__Task prompt__. Reproduce each line exactly. Skip none.

__Task data__.
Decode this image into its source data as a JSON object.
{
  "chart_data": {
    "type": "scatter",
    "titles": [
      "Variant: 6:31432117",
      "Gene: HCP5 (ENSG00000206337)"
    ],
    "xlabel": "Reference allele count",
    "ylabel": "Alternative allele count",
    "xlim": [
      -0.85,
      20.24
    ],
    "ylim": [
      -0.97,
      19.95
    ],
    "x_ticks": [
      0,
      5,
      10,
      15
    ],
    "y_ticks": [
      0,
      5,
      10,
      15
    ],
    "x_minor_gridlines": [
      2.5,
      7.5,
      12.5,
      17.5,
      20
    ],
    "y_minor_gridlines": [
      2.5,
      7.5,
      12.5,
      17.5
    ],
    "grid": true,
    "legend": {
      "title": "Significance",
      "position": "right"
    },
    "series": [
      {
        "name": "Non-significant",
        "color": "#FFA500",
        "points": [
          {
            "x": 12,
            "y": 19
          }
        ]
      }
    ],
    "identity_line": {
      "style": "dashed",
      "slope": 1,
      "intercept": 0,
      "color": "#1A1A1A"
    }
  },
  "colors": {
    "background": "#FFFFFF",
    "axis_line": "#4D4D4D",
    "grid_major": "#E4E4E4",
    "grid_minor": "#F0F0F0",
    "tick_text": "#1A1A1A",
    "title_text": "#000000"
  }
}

__Result of the task__.
Decode this image into its source data as a JSON object.
{
  "chart_data": {
    "type": "scatter",
    "titles": [
      "Variant: 6:31432117",
      "Gene: HCP5 (ENSG00000206337)"
    ],
    "xlabel": "Reference allele count",
    "ylabel": "Alternative allele count",
    "xlim": [
      -0.85,
      20.24
    ],
    "ylim": [
      -0.97,
      19.95
    ],
    "x_ticks": [
      0,
      5,
      10,
      15
    ],
    "y_ticks": [
      0,
      5,
      10,
      15
    ],
    "x_minor_gridlines": [
      2.5,
      7.5,
      12.5,
      17.5,
      20
    ],
    "y_minor_gridlines": [
      2.5,
      7.5,
      12.5,
      17.5
    ],
    "grid": true,
    "legend": {
      "title": "Significance",
      "position": "right"
    },
    "series": [
      {
        "name": "Non-significant",
        "color": "#FFA500",
        "points": [
          {
            "x": 12,
            "y": 19
          }
        ]
      }
    ],
    "identity_line": {
      "style": "dashed",
      "slope": 1,
      "intercept": 0,
      "color": "#1A1A1A"
    }
  },
  "colors": {
    "background": "#FFFFFF",
    "axis_line": "#4D4D4D",
    "grid_major": "#E4E4E4",
    "grid_minor": "#F0F0F0",
    "tick_text": "#1A1A1A",
    "title_text": "#000000"
  }
}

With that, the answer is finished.